SET PROBLEM: Your task is to print the material below exactly as presented.

====== EXTRACTED RECORDS

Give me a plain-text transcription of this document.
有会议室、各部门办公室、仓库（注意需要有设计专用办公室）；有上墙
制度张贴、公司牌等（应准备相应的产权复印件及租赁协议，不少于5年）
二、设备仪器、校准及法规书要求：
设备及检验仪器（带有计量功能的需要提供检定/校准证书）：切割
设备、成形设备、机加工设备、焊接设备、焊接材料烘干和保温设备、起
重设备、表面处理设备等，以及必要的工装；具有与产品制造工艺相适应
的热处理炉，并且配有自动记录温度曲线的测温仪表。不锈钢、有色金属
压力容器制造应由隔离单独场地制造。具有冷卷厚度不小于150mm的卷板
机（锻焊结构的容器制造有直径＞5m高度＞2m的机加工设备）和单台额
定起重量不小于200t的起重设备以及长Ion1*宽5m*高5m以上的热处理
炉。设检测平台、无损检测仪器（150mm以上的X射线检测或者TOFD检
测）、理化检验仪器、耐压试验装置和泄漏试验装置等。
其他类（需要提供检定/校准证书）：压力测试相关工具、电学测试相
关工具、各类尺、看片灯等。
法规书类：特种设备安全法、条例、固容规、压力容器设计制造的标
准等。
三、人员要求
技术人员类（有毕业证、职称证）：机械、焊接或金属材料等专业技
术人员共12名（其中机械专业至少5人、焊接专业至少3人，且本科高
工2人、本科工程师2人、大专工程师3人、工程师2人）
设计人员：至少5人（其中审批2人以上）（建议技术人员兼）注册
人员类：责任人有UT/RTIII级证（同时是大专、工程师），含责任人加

============

EXERCISE ANSWER:
Give me a plain-text transcription of this document.
有会议室、各部门办公室、仓库（注意需要有设计专用办公室）；有上墙
制度张贴、公司牌等（应准备相应的产权复印件及租赁协议，不少于5年）
二、设备仪器、校准及法规书要求：
设备及检验仪器（带有计量功能的需要提供检定/校准证书）：切割
设备、成形设备、机加工设备、焊接设备、焊接材料烘干和保温设备、起
重设备、表面处理设备等，以及必要的工装；具有与产品制造工艺相适应
的热处理炉，并且配有自动记录温度曲线的测温仪表。不锈钢、有色金属
压力容器制造应由隔离单独场地制造。具有冷卷厚度不小于150mm的卷板
机（锻焊结构的容器制造有直径＞5m高度＞2m的机加工设备）和单台额
定起重量不小于200t的起重设备以及长Ion1*宽5m*高5m以上的热处理
炉。设检测平台、无损检测仪器（150mm以上的X射线检测或者TOFD检
测）、理化检验仪器、耐压试验装置和泄漏试验装置等。
其他类（需要提供检定/校准证书）：压力测试相关工具、电学测试相
关工具、各类尺、看片灯等。
法规书类：特种设备安全法、条例、固容规、压力容器设计制造的标
准等。
三、人员要求
技术人员类（有毕业证、职称证）：机械、焊接或金属材料等专业技
术人员共12名（其中机械专业至少5人、焊接专业至少3人，且本科高
工2人、本科工程师2人、大专工程师3人、工程师2人）
设计人员：至少5人（其中审批2人以上）（建议技术人员兼）注册
人员类：责任人有UT/RTIII级证（同时是大专、工程师），含责任人加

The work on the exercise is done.